### TO-DO LIST
1: In the sinkhole report, how many gallons of water do officials say drained into the Florida aquifer?
2: Reproduce word for word the portion of the sinkhole report from "Waterfalls were streaming" up to and including "into the plant.".

Water samples in nearby neighborhoods tested negative for contamination.
Crews will start filling the sinkhole, and officials believe that the work will be done before next spring of 2017. They said they will try to complete the work sooner.
“As of Oct. 17, there have been 763 residential wells sampled and 588 results have been returned. Water from 578 wells meets primary and secondary drinking water standards. There are ten wells for which that was not the case; each had one parameter that did not meet either a primary or secondary standard. That water, however, is similar in quality to samples analyzed by the U.S. Geological Survey and Southwest Florida Water Management District in eastern Hillsborough and western Polk County that had not been impacted in any way by industry,” officials said in a statement.
A massive sinkhole opened up in Polk County Friday outside a company that makes fertilizer in Mulberry.
It’s in the middle of a pond used to hold contaminated and radioactive water, which is used to process the fertilizer.
Officials said about 215 million gallons of water drained into the Florida aquifer.
Waterfalls were streaming down the sides of the hole.
Managers at the Mosaic-New Wales plant on Country Road 640 said pumps from a recovery well are pulling the contaminated water out of the ground and back into the plant.
Mosaic, the world’s largest supplier of phosphate, said in a news release Friday that the sinkhole is about 45 feet in diameter.
The company said the water, which was stored atop the gypsum stack, had been reprocessed during the manufacturing process. Mosaic began diverting it out of the cell and into an alternate holding area on site to reduce the amount of drainage when the decrease was first detected.
Mosaic said it’s monitoring groundwater and has found no offsite impacts.
The Polk County phosphate plant is still running.

### RECORDED INFORMATION
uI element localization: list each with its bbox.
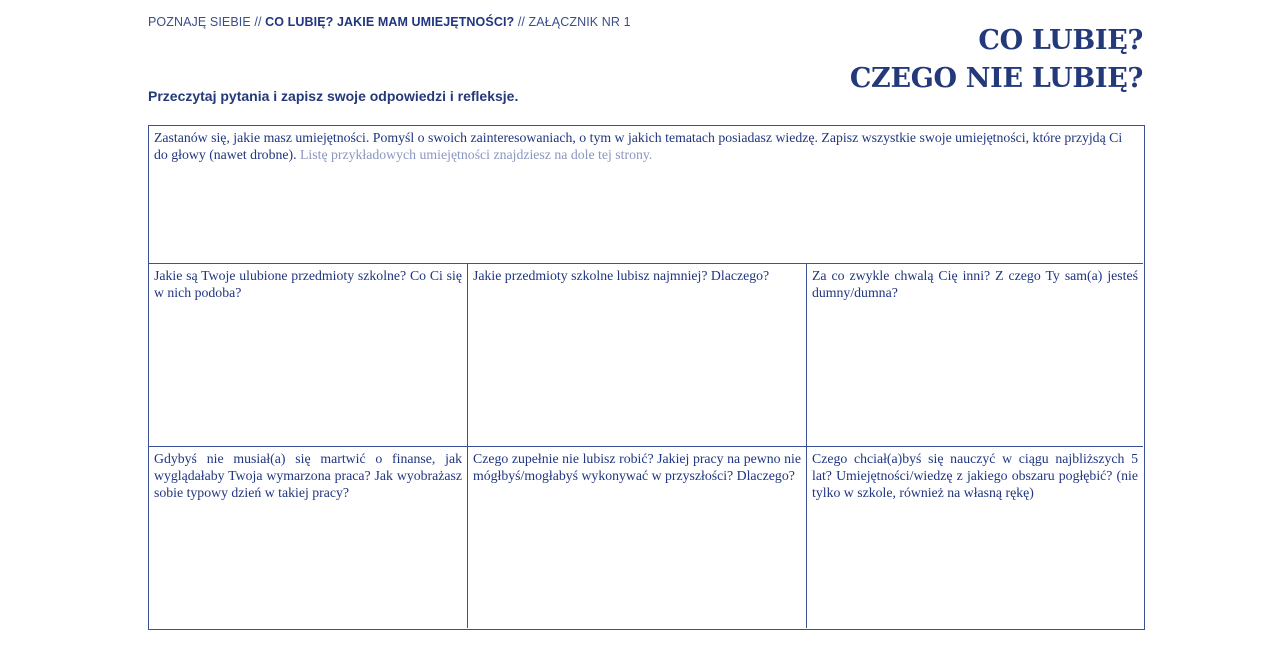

### TASK RESULTS
1: About 215 million gallons.

2:
Waterfalls were streaming down the sides of the hole.
Managers at the Mosaic-New Wales plant on Country Road 640 said pumps from a recovery well are pulling the contaminated water out of the ground and back into the plant.